» **Task brief**
Exactly reproduce the lines that follow.

[Start Record list]

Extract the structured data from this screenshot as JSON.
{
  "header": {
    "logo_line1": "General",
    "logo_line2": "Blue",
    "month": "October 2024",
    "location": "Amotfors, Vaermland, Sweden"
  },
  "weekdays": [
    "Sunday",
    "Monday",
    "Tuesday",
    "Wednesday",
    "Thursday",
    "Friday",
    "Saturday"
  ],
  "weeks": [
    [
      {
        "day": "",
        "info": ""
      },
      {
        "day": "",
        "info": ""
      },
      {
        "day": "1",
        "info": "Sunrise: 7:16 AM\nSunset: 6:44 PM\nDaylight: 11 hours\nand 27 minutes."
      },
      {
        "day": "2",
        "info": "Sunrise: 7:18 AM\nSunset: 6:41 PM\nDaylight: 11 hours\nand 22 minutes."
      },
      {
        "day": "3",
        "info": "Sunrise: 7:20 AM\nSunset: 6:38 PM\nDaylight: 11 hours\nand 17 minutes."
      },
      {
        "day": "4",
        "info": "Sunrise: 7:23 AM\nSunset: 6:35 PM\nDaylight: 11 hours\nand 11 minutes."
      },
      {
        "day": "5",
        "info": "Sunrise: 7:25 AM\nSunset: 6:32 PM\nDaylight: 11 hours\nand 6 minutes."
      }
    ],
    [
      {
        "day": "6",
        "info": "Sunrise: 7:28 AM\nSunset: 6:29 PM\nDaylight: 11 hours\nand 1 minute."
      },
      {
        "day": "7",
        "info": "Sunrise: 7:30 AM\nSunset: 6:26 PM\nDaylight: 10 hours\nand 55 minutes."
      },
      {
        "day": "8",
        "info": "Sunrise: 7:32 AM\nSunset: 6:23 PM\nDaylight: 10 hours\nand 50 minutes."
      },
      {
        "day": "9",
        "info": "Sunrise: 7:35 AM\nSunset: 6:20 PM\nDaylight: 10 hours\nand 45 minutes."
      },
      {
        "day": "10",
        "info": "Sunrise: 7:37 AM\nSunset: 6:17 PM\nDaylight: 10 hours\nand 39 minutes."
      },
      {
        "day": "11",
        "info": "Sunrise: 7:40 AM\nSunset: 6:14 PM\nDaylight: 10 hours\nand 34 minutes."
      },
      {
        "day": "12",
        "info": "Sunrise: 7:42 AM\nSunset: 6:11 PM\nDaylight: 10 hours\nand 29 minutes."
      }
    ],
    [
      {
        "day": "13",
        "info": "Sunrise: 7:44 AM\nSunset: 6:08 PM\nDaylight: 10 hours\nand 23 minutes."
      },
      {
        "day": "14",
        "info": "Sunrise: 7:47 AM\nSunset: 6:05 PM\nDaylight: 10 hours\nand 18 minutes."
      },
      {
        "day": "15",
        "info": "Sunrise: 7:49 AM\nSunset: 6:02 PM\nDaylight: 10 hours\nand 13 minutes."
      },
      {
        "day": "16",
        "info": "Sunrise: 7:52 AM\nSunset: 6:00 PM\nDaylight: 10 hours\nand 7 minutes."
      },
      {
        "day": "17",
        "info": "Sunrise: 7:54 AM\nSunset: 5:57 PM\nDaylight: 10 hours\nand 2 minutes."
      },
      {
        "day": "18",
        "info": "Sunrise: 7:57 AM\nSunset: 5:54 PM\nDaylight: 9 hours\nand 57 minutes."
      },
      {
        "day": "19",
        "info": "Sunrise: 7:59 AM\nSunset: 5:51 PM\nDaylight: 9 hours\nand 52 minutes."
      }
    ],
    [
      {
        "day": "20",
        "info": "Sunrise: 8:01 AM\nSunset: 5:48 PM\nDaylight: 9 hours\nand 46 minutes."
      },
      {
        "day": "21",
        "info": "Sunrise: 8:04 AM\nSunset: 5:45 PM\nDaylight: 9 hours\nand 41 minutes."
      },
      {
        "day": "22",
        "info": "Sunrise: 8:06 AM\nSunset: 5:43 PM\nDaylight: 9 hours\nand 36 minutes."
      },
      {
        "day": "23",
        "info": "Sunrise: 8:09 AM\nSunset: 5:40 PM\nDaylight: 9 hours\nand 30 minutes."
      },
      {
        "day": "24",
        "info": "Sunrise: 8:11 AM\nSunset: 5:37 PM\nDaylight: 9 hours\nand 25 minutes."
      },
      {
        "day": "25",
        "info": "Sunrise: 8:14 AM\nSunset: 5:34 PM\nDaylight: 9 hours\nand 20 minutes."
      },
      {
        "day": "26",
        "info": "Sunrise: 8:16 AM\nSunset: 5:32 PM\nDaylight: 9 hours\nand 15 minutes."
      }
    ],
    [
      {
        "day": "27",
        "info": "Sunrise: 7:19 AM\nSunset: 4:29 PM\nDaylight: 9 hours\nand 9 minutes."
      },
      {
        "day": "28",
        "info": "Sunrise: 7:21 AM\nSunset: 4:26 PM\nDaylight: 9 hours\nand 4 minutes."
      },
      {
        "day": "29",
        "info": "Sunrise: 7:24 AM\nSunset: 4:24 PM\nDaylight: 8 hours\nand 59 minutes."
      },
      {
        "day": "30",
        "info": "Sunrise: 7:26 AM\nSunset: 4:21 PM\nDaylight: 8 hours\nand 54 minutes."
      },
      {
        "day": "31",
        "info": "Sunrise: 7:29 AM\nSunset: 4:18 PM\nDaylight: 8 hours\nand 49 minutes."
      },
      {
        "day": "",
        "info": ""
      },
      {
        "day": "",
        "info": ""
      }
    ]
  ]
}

[End Record list]

» **Solved exercise**
Extract the structured data from this screenshot as JSON.
{
  "header": {
    "logo_line1": "General",
    "logo_line2": "Blue",
    "month": "October 2024",
    "location": "Amotfors, Vaermland, Sweden"
  },
  "weekdays": [
    "Sunday",
    "Monday",
    "Tuesday",
    "Wednesday",
    "Thursday",
    "Friday",
    "Saturday"
  ],
  "weeks": [
    [
      {
        "day": "",
        "info": ""
      },
      {
        "day": "",
        "info": ""
      },
      {
        "day": "1",
        "info": "Sunrise: 7:16 AM\nSunset: 6:44 PM\nDaylight: 11 hours\nand 27 minutes."
      },
      {
        "day": "2",
        "info": "Sunrise: 7:18 AM\nSunset: 6:41 PM\nDaylight: 11 hours\nand 22 minutes."
      },
      {
        "day": "3",
        "info": "Sunrise: 7:20 AM\nSunset: 6:38 PM\nDaylight: 11 hours\nand 17 minutes."
      },
      {
        "day": "4",
        "info": "Sunrise: 7:23 AM\nSunset: 6:35 PM\nDaylight: 11 hours\nand 11 minutes."
      },
      {
        "day": "5",
        "info": "Sunrise: 7:25 AM\nSunset: 6:32 PM\nDaylight: 11 hours\nand 6 minutes."
      }
    ],
    [
      {
        "day": "6",
        "info": "Sunrise: 7:28 AM\nSunset: 6:29 PM\nDaylight: 11 hours\nand 1 minute."
      },
      {
        "day": "7",
        "info": "Sunrise: 7:30 AM\nSunset: 6:26 PM\nDaylight: 10 hours\nand 55 minutes."
      },
      {
        "day": "8",
        "info": "Sunrise: 7:32 AM\nSunset: 6:23 PM\nDaylight: 10 hours\nand 50 minutes."
      },
      {
        "day": "9",
        "info": "Sunrise: 7:35 AM\nSunset: 6:20 PM\nDaylight: 10 hours\nand 45 minutes."
      },
      {
        "day": "10",
        "info": "Sunrise: 7:37 AM\nSunset: 6:17 PM\nDaylight: 10 hours\nand 39 minutes."
      },
      {
        "day": "11",
        "info": "Sunrise: 7:40 AM\nSunset: 6:14 PM\nDaylight: 10 hours\nand 34 minutes."
      },
      {
        "day": "12",
        "info": "Sunrise: 7:42 AM\nSunset: 6:11 PM\nDaylight: 10 hours\nand 29 minutes."
      }
    ],
    [
      {
        "day": "13",
        "info": "Sunrise: 7:44 AM\nSunset: 6:08 PM\nDaylight: 10 hours\nand 23 minutes."
      },
      {
        "day": "14",
        "info": "Sunrise: 7:47 AM\nSunset: 6:05 PM\nDaylight: 10 hours\nand 18 minutes."
      },
      {
        "day": "15",
        "info": "Sunrise: 7:49 AM\nSunset: 6:02 PM\nDaylight: 10 hours\nand 13 minutes."
      },
      {
        "day": "16",
        "info": "Sunrise: 7:52 AM\nSunset: 6:00 PM\nDaylight: 10 hours\nand 7 minutes."
      },
      {
        "day": "17",
        "info": "Sunrise: 7:54 AM\nSunset: 5:57 PM\nDaylight: 10 hours\nand 2 minutes."
      },
      {
        "day": "18",
        "info": "Sunrise: 7:57 AM\nSunset: 5:54 PM\nDaylight: 9 hours\nand 57 minutes."
      },
      {
        "day": "19",
        "info": "Sunrise: 7:59 AM\nSunset: 5:51 PM\nDaylight: 9 hours\nand 52 minutes."
      }
    ],
    [
      {
        "day": "20",
        "info": "Sunrise: 8:01 AM\nSunset: 5:48 PM\nDaylight: 9 hours\nand 46 minutes."
      },
      {
        "day": "21",
        "info": "Sunrise: 8:04 AM\nSunset: 5:45 PM\nDaylight: 9 hours\nand 41 minutes."
      },
      {
        "day": "22",
        "info": "Sunrise: 8:06 AM\nSunset: 5:43 PM\nDaylight: 9 hours\nand 36 minutes."
      },
      {
        "day": "23",
        "info": "Sunrise: 8:09 AM\nSunset: 5:40 PM\nDaylight: 9 hours\nand 30 minutes."
      },
      {
        "day": "24",
        "info": "Sunrise: 8:11 AM\nSunset: 5:37 PM\nDaylight: 9 hours\nand 25 minutes."
      },
      {
        "day": "25",
        "info": "Sunrise: 8:14 AM\nSunset: 5:34 PM\nDaylight: 9 hours\nand 20 minutes."
      },
      {
        "day": "26",
        "info": "Sunrise: 8:16 AM\nSunset: 5:32 PM\nDaylight: 9 hours\nand 15 minutes."
      }
    ],
    [
      {
        "day": "27",
        "info": "Sunrise: 7:19 AM\nSunset: 4:29 PM\nDaylight: 9 hours\nand 9 minutes."
      },
      {
        "day": "28",
        "info": "Sunrise: 7:21 AM\nSunset: 4:26 PM\nDaylight: 9 hours\nand 4 minutes."
      },
      {
        "day": "29",
        "info": "Sunrise: 7:24 AM\nSunset: 4:24 PM\nDaylight: 8 hours\nand 59 minutes."
      },
      {
        "day": "30",
        "info": "Sunrise: 7:26 AM\nSunset: 4:21 PM\nDaylight: 8 hours\nand 54 minutes."
      },
      {
        "day": "31",
        "info": "Sunrise: 7:29 AM\nSunset: 4:18 PM\nDaylight: 8 hours\nand 49 minutes."
      },
      {
        "day": "",
        "info": ""
      },
      {
        "day": "",
        "info": ""
      }
    ]
  ]
}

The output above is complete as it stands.